----- TASK INPUT

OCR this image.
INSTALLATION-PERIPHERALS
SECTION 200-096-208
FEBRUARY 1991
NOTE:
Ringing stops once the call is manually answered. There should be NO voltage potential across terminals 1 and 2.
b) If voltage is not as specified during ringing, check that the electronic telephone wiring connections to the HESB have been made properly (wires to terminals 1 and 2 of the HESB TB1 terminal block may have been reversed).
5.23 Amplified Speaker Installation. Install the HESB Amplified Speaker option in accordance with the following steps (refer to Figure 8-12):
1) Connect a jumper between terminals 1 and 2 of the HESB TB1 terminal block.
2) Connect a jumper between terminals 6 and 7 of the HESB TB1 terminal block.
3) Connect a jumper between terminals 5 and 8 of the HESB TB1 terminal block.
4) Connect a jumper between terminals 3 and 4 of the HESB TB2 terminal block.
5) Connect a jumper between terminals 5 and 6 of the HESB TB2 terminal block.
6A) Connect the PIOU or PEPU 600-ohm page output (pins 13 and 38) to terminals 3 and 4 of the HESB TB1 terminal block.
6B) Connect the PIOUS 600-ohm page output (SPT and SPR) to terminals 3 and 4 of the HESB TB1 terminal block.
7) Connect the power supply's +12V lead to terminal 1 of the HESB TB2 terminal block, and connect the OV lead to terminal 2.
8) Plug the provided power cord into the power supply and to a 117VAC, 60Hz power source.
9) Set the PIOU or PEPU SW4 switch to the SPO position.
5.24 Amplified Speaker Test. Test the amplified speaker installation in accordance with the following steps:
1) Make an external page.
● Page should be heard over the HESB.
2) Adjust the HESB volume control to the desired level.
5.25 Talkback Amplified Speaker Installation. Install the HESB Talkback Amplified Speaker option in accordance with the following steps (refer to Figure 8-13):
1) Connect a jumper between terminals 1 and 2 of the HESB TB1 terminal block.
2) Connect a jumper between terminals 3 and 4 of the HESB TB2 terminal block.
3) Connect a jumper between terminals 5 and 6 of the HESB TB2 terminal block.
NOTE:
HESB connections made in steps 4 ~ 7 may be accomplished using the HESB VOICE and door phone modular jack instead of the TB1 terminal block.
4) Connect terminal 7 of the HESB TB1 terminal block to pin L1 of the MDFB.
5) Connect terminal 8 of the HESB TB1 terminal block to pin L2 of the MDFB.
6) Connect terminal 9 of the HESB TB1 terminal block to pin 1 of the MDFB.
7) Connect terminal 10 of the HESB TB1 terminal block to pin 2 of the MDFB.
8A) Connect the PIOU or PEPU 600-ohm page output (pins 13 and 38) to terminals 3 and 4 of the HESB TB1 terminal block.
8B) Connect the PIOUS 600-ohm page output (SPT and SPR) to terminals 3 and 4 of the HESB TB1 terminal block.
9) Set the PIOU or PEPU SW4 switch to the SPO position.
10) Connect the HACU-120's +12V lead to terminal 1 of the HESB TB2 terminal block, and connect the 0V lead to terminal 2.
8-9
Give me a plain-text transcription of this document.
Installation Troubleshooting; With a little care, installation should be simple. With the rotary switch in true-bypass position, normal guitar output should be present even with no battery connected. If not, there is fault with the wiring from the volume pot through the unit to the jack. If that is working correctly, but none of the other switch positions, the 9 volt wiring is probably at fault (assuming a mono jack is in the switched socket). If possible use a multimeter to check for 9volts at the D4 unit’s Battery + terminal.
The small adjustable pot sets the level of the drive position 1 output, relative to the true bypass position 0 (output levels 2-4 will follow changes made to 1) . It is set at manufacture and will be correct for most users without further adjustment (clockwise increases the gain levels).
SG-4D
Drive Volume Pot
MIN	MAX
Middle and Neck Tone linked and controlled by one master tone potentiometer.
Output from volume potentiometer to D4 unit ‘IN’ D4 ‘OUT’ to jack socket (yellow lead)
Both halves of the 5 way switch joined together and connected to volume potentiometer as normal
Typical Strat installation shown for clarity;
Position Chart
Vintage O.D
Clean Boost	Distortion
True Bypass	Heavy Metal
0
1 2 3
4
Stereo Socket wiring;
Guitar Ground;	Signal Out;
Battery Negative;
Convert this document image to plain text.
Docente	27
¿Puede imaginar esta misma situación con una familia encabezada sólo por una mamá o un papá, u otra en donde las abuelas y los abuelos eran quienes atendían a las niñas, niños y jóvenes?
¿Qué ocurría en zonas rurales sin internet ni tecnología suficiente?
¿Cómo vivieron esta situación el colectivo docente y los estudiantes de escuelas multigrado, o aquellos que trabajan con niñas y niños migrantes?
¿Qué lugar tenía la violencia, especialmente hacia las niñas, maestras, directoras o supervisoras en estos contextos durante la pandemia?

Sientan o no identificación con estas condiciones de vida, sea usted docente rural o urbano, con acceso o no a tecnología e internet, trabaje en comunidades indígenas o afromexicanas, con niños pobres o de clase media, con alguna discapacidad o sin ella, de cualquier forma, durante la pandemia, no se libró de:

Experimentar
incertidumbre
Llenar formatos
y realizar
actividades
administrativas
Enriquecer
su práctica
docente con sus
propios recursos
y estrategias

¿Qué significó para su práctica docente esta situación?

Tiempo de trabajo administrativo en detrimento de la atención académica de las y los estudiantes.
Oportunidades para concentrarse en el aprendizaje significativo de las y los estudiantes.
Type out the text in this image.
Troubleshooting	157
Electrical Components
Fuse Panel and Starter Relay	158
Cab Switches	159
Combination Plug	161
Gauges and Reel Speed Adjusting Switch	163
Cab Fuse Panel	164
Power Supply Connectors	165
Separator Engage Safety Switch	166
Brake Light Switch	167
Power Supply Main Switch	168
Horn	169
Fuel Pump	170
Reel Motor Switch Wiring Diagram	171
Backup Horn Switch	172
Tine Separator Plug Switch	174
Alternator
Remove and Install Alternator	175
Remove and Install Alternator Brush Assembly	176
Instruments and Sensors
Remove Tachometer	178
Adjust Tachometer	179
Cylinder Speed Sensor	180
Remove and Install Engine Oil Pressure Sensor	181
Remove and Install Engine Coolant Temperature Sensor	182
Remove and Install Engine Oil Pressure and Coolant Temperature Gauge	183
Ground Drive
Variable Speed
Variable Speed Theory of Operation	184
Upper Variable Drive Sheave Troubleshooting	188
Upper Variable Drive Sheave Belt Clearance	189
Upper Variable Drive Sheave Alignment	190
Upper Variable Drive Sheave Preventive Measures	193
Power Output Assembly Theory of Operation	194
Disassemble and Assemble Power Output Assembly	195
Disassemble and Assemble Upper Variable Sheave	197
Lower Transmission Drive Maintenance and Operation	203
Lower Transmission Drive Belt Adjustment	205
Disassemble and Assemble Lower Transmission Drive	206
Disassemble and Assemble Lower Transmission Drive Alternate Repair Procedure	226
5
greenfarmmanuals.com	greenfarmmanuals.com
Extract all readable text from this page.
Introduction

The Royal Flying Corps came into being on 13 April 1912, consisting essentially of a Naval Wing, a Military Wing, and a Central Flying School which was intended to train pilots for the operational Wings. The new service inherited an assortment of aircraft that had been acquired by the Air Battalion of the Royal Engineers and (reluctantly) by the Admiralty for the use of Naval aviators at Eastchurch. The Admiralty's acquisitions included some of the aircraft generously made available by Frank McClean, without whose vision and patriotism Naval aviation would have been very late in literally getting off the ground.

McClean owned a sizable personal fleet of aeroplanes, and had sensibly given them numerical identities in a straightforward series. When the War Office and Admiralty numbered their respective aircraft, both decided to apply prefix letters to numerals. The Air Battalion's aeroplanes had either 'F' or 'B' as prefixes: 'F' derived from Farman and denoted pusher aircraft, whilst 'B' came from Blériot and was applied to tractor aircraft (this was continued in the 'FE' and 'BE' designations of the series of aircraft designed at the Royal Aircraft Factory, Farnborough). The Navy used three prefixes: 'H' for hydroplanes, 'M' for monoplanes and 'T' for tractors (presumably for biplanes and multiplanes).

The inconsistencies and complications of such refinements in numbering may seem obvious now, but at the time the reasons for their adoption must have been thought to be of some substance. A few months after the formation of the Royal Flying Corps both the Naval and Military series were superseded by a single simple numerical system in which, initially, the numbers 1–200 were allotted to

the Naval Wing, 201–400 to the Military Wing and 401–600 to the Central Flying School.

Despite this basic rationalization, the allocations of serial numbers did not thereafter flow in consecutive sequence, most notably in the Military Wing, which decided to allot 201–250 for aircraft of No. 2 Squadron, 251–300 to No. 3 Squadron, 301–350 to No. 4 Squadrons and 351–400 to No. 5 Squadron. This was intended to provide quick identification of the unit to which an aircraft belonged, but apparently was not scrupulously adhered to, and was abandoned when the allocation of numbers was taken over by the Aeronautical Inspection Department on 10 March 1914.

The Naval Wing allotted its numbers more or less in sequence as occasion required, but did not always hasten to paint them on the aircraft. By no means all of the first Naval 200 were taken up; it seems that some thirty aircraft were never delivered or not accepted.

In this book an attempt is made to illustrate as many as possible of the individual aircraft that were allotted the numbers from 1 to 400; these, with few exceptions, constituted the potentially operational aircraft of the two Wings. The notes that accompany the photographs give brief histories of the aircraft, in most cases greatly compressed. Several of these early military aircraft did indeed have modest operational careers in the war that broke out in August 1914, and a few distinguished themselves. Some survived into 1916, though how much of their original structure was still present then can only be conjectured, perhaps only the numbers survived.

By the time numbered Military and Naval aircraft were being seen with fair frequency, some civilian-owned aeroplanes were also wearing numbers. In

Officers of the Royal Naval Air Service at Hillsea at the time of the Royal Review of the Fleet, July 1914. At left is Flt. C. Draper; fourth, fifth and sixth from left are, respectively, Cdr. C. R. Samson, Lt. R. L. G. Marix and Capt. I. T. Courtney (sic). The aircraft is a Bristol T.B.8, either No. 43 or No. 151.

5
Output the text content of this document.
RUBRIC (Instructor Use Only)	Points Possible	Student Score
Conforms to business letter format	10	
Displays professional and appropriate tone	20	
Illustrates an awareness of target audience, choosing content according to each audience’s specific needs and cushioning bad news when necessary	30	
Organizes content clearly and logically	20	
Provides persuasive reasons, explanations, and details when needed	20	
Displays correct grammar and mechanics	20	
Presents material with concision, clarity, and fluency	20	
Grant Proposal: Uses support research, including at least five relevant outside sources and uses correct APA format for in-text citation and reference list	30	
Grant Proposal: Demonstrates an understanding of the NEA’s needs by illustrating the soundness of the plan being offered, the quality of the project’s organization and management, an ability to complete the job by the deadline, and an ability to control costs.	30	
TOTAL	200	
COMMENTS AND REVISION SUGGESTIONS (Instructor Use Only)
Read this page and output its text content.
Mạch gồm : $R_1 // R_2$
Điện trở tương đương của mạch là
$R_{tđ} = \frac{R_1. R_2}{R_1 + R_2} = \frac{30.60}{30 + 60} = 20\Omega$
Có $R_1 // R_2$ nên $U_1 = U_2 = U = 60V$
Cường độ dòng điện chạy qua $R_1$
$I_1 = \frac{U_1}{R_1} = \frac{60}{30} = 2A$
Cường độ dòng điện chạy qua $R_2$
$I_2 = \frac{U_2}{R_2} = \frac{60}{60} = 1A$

----------

From the data above, show each line that contains "pandemia".

*TASK SOLUTION*.
¿Qué lugar tenía la violencia, especialmente hacia las niñas, maestras, directoras o supervisoras en estos contextos durante la pandemia?
Sientan o no identificación con estas condiciones de vida, sea usted docente rural o urbano, con acceso o no a tecnología e internet, trabaje en comunidades indígenas o afromexicanas, con niños pobres o de clase media, con alguna discapacidad o sin ella, de cualquier forma, durante la pandemia, no se libró de:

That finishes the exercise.